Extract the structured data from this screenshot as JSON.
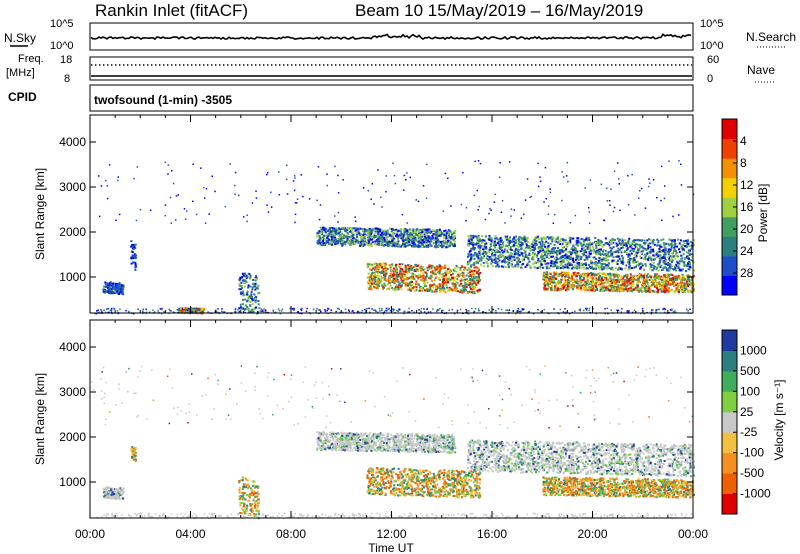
{
  "header": {
    "station": "Rankin Inlet (fitACF)",
    "beam_dates": "Beam 10 15/May/2019 – 16/May/2019",
    "mode": "twofsound (1-min) -3505"
  },
  "strip": {
    "nsky_label": "N.Sky",
    "nsky_ticks": [
      "10^5",
      "10^0"
    ],
    "nsearch_label": "N.Search",
    "freq_label": "Freq.",
    "freq_unit": "[MHz]",
    "freq_ticks": [
      "18",
      "8"
    ],
    "nave_label": "Nave",
    "nave_ticks": [
      "60",
      "0"
    ],
    "cpid_label": "CPID"
  },
  "chart_data": [
    {
      "type": "heatmap",
      "name": "power",
      "ylabel": "Slant Range [km]",
      "xlabel": "Time UT",
      "x_ticks": [
        "00:00",
        "04:00",
        "08:00",
        "12:00",
        "16:00",
        "20:00",
        "00:00"
      ],
      "xlim_hours": [
        0,
        24
      ],
      "y_ticks": [
        1000,
        2000,
        3000,
        4000
      ],
      "ylim": [
        200,
        4600
      ],
      "colorbar": {
        "label": "Power [dB]",
        "ticks": [
          "4",
          "8",
          "12",
          "16",
          "20",
          "24",
          "28"
        ],
        "range": [
          0,
          30
        ],
        "colors": [
          "#0000ff",
          "#1e4fc8",
          "#2a7f7f",
          "#3f9f5f",
          "#9fd040",
          "#f5d000",
          "#f59000",
          "#f04000",
          "#e00000"
        ]
      },
      "bands": [
        {
          "t": [
            0.5,
            1.3
          ],
          "r": [
            650,
            900
          ],
          "level": "low"
        },
        {
          "t": [
            1.6,
            1.8
          ],
          "r": [
            1200,
            1800
          ],
          "level": "low"
        },
        {
          "t": [
            3.5,
            4.5
          ],
          "r": [
            220,
            330
          ],
          "level": "high"
        },
        {
          "t": [
            5.9,
            6.7
          ],
          "r": [
            250,
            1100
          ],
          "level": "mid"
        },
        {
          "t": [
            9.0,
            14.5
          ],
          "r": [
            1700,
            2100
          ],
          "level": "mid"
        },
        {
          "t": [
            11.0,
            15.5
          ],
          "r": [
            700,
            1300
          ],
          "level": "high"
        },
        {
          "t": [
            15.0,
            24.0
          ],
          "r": [
            1200,
            1900
          ],
          "level": "mid"
        },
        {
          "t": [
            18.0,
            24.0
          ],
          "r": [
            700,
            1100
          ],
          "level": "high"
        }
      ]
    },
    {
      "type": "heatmap",
      "name": "velocity",
      "ylabel": "Slant Range [km]",
      "xlabel": "Time UT",
      "x_ticks": [
        "00:00",
        "04:00",
        "08:00",
        "12:00",
        "16:00",
        "20:00",
        "00:00"
      ],
      "xlim_hours": [
        0,
        24
      ],
      "y_ticks": [
        1000,
        2000,
        3000,
        4000
      ],
      "ylim": [
        200,
        4600
      ],
      "colorbar": {
        "label": "Velocity [m s⁻¹]",
        "ticks": [
          "1000",
          "500",
          "100",
          "25",
          "-25",
          "-100",
          "-500",
          "-1000"
        ],
        "colors": [
          "#1e3ca0",
          "#2a7f7f",
          "#3fae5a",
          "#7fd040",
          "#c8c8c8",
          "#f5c040",
          "#f59020",
          "#f06000",
          "#e00000"
        ]
      },
      "bands": [
        {
          "t": [
            0.5,
            1.3
          ],
          "r": [
            650,
            900
          ],
          "level": "gray"
        },
        {
          "t": [
            1.6,
            1.8
          ],
          "r": [
            1500,
            1800
          ],
          "level": "neg"
        },
        {
          "t": [
            5.9,
            6.7
          ],
          "r": [
            250,
            1100
          ],
          "level": "neg"
        },
        {
          "t": [
            9.0,
            14.5
          ],
          "r": [
            1700,
            2100
          ],
          "level": "gray"
        },
        {
          "t": [
            11.0,
            15.5
          ],
          "r": [
            700,
            1300
          ],
          "level": "neg"
        },
        {
          "t": [
            15.0,
            24.0
          ],
          "r": [
            1200,
            1900
          ],
          "level": "gray"
        },
        {
          "t": [
            18.0,
            24.0
          ],
          "r": [
            700,
            1100
          ],
          "level": "neg"
        }
      ]
    }
  ]
}
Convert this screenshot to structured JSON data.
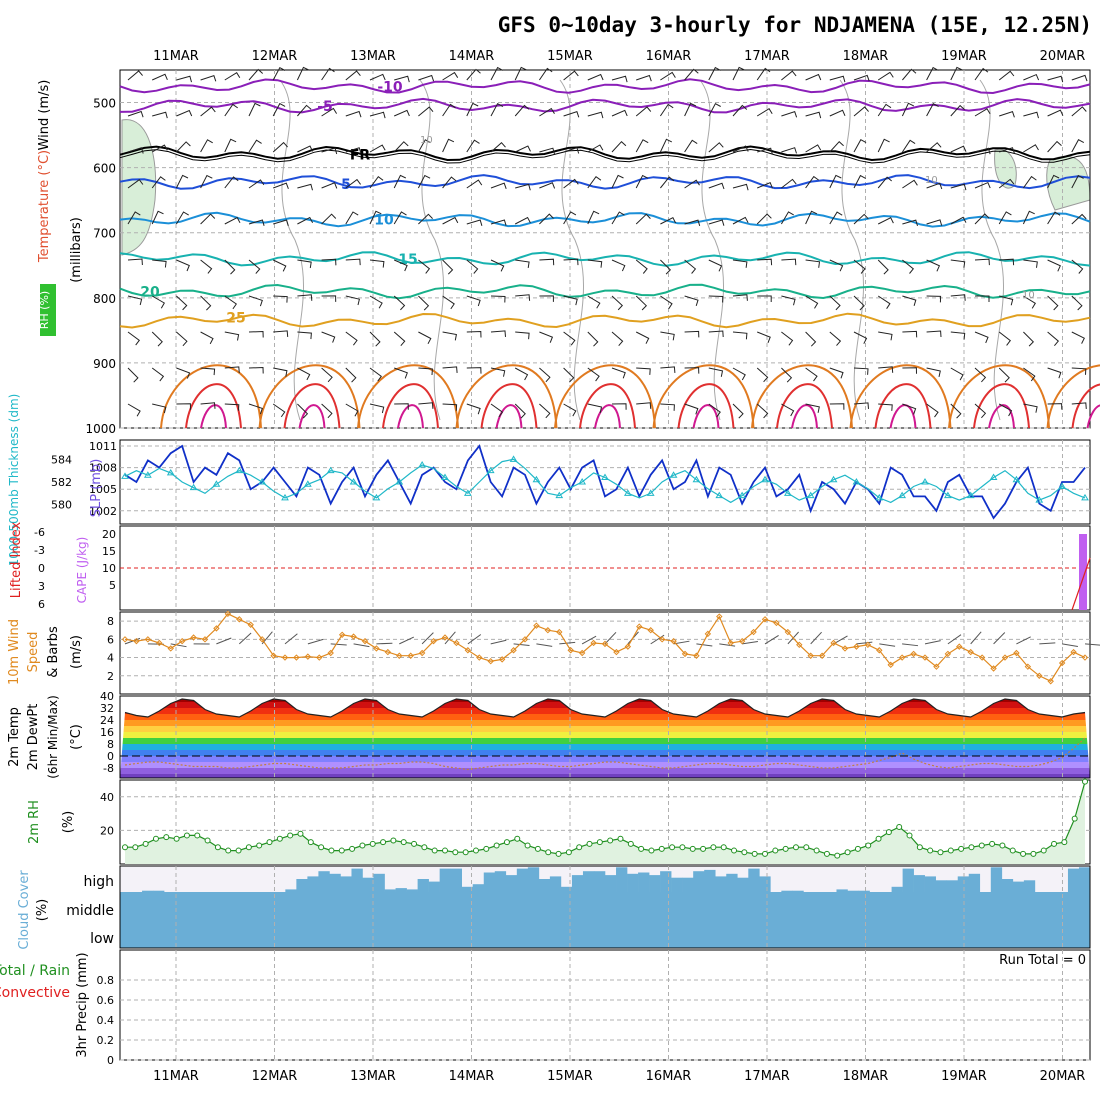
{
  "title": "GFS 0~10day 3-hourly for NDJAMENA (15E, 12.25N)",
  "dates": [
    "11MAR",
    "12MAR",
    "13MAR",
    "14MAR",
    "15MAR",
    "16MAR",
    "17MAR",
    "18MAR",
    "19MAR",
    "20MAR"
  ],
  "colors": {
    "grid": "#b0b0b0",
    "frame": "#000000",
    "temp_m10": "#8a1fb8",
    "temp_m5": "#8a1fb8",
    "temp_0": "#000000",
    "temp_5": "#1f4fd8",
    "temp_10": "#1b8fd8",
    "temp_15": "#18b2b0",
    "temp_20": "#18b08a",
    "temp_25": "#e0a020",
    "temp_30": "#e07a20",
    "temp_35": "#e03030",
    "temp_40": "#d01890",
    "slp": "#1030c8",
    "thickness": "#20b8c8",
    "wind": "#e08a20",
    "rh": "#209020",
    "cloud": "#6aaed6",
    "cape": "#c060f0",
    "li": "#e02020"
  },
  "chart_data": [
    {
      "type": "contour",
      "name": "upper-air",
      "ylabel_parts": [
        "Wind (m/s)",
        "Temperature (°C)",
        "RH (%)",
        "(millibars)"
      ],
      "yticks": [
        500,
        600,
        700,
        800,
        900,
        1000
      ],
      "ylim": [
        450,
        1000
      ],
      "isotherm_labels": [
        {
          "label": "-10",
          "level": 475
        },
        {
          "label": "-5",
          "level": 505
        },
        {
          "label": "FR",
          "level": 580
        },
        {
          "label": "5",
          "level": 625
        },
        {
          "label": "10",
          "level": 680
        },
        {
          "label": "15",
          "level": 740
        },
        {
          "label": "20",
          "level": 790
        },
        {
          "label": "25",
          "level": 830
        }
      ],
      "rh_labels": [
        "10",
        "10",
        "10"
      ]
    },
    {
      "type": "line",
      "name": "slp-thickness",
      "ylabel_left": "1000-500mb Thickness (dm)",
      "ylabel_right": "SLP (mb)",
      "left_ticks": [
        580,
        582,
        584
      ],
      "right_ticks": [
        1002,
        1005,
        1008,
        1011
      ],
      "slp": [
        1007,
        1006,
        1009,
        1008,
        1010,
        1011,
        1006,
        1008,
        1007,
        1010,
        1009,
        1005,
        1006,
        1008,
        1006,
        1004,
        1008,
        1007,
        1003,
        1006,
        1008,
        1004,
        1007,
        1009,
        1006,
        1003,
        1007,
        1008,
        1006,
        1005,
        1009,
        1011,
        1006,
        1004,
        1008,
        1007,
        1003,
        1006,
        1008,
        1005,
        1008,
        1009,
        1004,
        1005,
        1008,
        1004,
        1007,
        1009,
        1005,
        1006,
        1009,
        1004,
        1008,
        1007,
        1003,
        1006,
        1008,
        1004,
        1005,
        1007,
        1002,
        1006,
        1005,
        1003,
        1006,
        1005,
        1003,
        1008,
        1007,
        1004,
        1004,
        1002,
        1006,
        1007,
        1004,
        1004,
        1001,
        1003,
        1006,
        1008,
        1003,
        1002,
        1006,
        1006,
        1008
      ],
      "thickness": [
        582.5,
        583.0,
        582.6,
        583.2,
        582.8,
        582.0,
        581.5,
        581.0,
        581.8,
        582.5,
        583.0,
        582.6,
        582.0,
        581.2,
        580.6,
        581.0,
        581.8,
        582.2,
        583.0,
        582.8,
        582.0,
        581.2,
        580.6,
        581.4,
        582.0,
        582.8,
        583.5,
        583.2,
        582.4,
        581.6,
        581.0,
        582.0,
        583.0,
        583.8,
        584.0,
        583.2,
        582.2,
        581.0,
        580.8,
        581.5,
        582.0,
        582.8,
        582.4,
        581.8,
        581.0,
        580.6,
        581.0,
        582.0,
        582.6,
        583.0,
        582.2,
        581.4,
        580.8,
        580.2,
        580.8,
        581.6,
        582.2,
        581.8,
        581.0,
        580.4,
        580.8,
        581.6,
        582.2,
        582.6,
        582.0,
        581.4,
        580.6,
        580.2,
        580.8,
        581.6,
        582.0,
        581.6,
        580.8,
        580.4,
        580.8,
        581.6,
        582.4,
        583.0,
        582.2,
        581.0,
        580.4,
        580.8,
        581.6,
        581.0,
        580.6
      ],
      "markers_label": "△"
    },
    {
      "type": "bar",
      "name": "cape-li",
      "ylabel_left": "Lifted Index",
      "ylabel_right": "CAPE (J/kg)",
      "li_ticks": [
        "-6",
        "-3",
        "0",
        "3",
        "6"
      ],
      "cape_ticks": [
        5,
        10,
        15,
        20
      ],
      "cape_last": 20
    },
    {
      "type": "line",
      "name": "wind10m",
      "ylabel": "10m Wind Speed & Barbs (m/s)",
      "ylabel_parts": [
        "10m Wind",
        "Speed",
        "& Barbs",
        "(m/s)"
      ],
      "yticks": [
        2,
        4,
        6,
        8
      ],
      "ylim": [
        0,
        9
      ],
      "values": [
        6.0,
        5.8,
        6.0,
        5.6,
        5.0,
        5.8,
        6.2,
        6.0,
        7.2,
        8.8,
        8.2,
        7.6,
        6.0,
        4.2,
        4.0,
        4.0,
        4.1,
        4.0,
        4.5,
        6.5,
        6.3,
        5.8,
        5.0,
        4.6,
        4.2,
        4.2,
        4.5,
        5.8,
        6.2,
        5.6,
        4.8,
        4.0,
        3.6,
        3.8,
        4.8,
        6.0,
        7.5,
        7.0,
        6.8,
        4.8,
        4.5,
        5.6,
        5.5,
        4.6,
        5.2,
        7.4,
        7.0,
        6.0,
        5.8,
        4.4,
        4.2,
        6.6,
        8.5,
        5.6,
        5.8,
        6.8,
        8.2,
        7.8,
        6.8,
        5.4,
        4.2,
        4.2,
        5.6,
        5.0,
        5.2,
        5.4,
        4.8,
        3.2,
        4.0,
        4.4,
        4.0,
        3.0,
        4.4,
        5.2,
        4.6,
        4.0,
        2.8,
        4.0,
        4.5,
        3.0,
        2.0,
        1.4,
        3.4,
        4.6,
        4.0
      ]
    },
    {
      "type": "area",
      "name": "temp2m",
      "ylabel_parts": [
        "2m Temp",
        "2m DewPt",
        "(6hr Min/Max)",
        "(°C)"
      ],
      "yticks": [
        "40",
        "32",
        "24",
        "16",
        "8",
        "0",
        "-8"
      ],
      "temp": [
        29,
        27,
        26,
        30,
        35,
        38,
        37,
        31,
        28,
        27,
        26,
        30,
        35,
        38,
        37,
        31,
        28,
        27,
        26,
        30,
        35,
        38,
        37,
        31,
        28,
        27,
        26,
        30,
        35,
        38,
        37,
        31,
        28,
        27,
        26,
        30,
        35,
        38,
        37,
        31,
        28,
        27,
        26,
        30,
        35,
        38,
        37,
        31,
        28,
        27,
        26,
        30,
        35,
        38,
        37,
        31,
        28,
        27,
        26,
        30,
        35,
        38,
        37,
        31,
        28,
        27,
        26,
        30,
        35,
        38,
        37,
        31,
        28,
        27,
        26,
        30,
        35,
        38,
        37,
        31,
        28,
        27,
        26,
        28,
        29
      ],
      "dewpoint": [
        -6,
        -5,
        -4,
        -4,
        -5,
        -6,
        -7,
        -7,
        -7,
        -8,
        -8,
        -7,
        -6,
        -5,
        -5,
        -6,
        -7,
        -8,
        -8,
        -8,
        -7,
        -6,
        -6,
        -5,
        -5,
        -4,
        -4,
        -5,
        -7,
        -8,
        -9,
        -8,
        -7,
        -6,
        -6,
        -5,
        -5,
        -6,
        -7,
        -7,
        -6,
        -5,
        -4,
        -4,
        -5,
        -6,
        -7,
        -8,
        -8,
        -7,
        -6,
        -5,
        -5,
        -6,
        -7,
        -7,
        -6,
        -5,
        -5,
        -6,
        -7,
        -8,
        -8,
        -7,
        -6,
        -5,
        -3,
        -1,
        2,
        -2,
        -5,
        -7,
        -8,
        -7,
        -6,
        -5,
        -5,
        -6,
        -7,
        -7,
        -6,
        -4,
        -1,
        5,
        12
      ]
    },
    {
      "type": "area",
      "name": "rh2m",
      "ylabel": "2m RH (%)",
      "yticks": [
        20,
        40
      ],
      "ylim": [
        0,
        50
      ],
      "values": [
        10,
        10,
        12,
        15,
        16,
        15,
        17,
        17,
        14,
        10,
        8,
        8,
        10,
        11,
        13,
        15,
        17,
        18,
        13,
        10,
        8,
        8,
        9,
        11,
        12,
        13,
        14,
        13,
        12,
        10,
        8,
        8,
        7,
        7,
        8,
        9,
        11,
        13,
        15,
        11,
        9,
        7,
        6,
        7,
        10,
        12,
        13,
        14,
        15,
        12,
        9,
        8,
        9,
        10,
        10,
        9,
        9,
        10,
        10,
        8,
        7,
        6,
        6,
        8,
        9,
        10,
        10,
        8,
        6,
        5,
        7,
        9,
        11,
        15,
        19,
        22,
        17,
        10,
        8,
        7,
        8,
        9,
        10,
        11,
        12,
        11,
        8,
        6,
        6,
        8,
        12,
        13,
        27,
        49
      ]
    },
    {
      "type": "bar",
      "name": "cloud-cover",
      "ylabel": "Cloud Cover (%)",
      "levels": [
        "high",
        "middle",
        "low"
      ],
      "high": [
        0,
        0,
        5,
        5,
        0,
        0,
        0,
        0,
        0,
        0,
        0,
        0,
        0,
        0,
        0,
        10,
        50,
        60,
        80,
        70,
        60,
        90,
        55,
        70,
        10,
        15,
        10,
        50,
        40,
        90,
        90,
        20,
        30,
        75,
        80,
        65,
        90,
        95,
        50,
        60,
        20,
        65,
        80,
        80,
        65,
        95,
        70,
        75,
        65,
        80,
        55,
        55,
        80,
        85,
        60,
        70,
        55,
        90,
        60,
        0,
        5,
        5,
        0,
        0,
        0,
        10,
        5,
        5,
        0,
        0,
        20,
        90,
        65,
        60,
        45,
        45,
        60,
        70,
        0,
        95,
        50,
        40,
        45,
        0,
        0,
        0,
        90,
        95
      ]
    },
    {
      "type": "bar",
      "name": "precip",
      "ylabel": "3hr Precip (mm)",
      "ylabel_left": "Total / Rain",
      "ylabel_left2": "Convective",
      "yticks": [
        "0",
        "0.2",
        "0.4",
        "0.6",
        "0.8"
      ],
      "run_total": "Run Total = 0"
    }
  ]
}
============================================================
State the count of lines holding the string "this" in the listing above, and nothing else.

Result:
2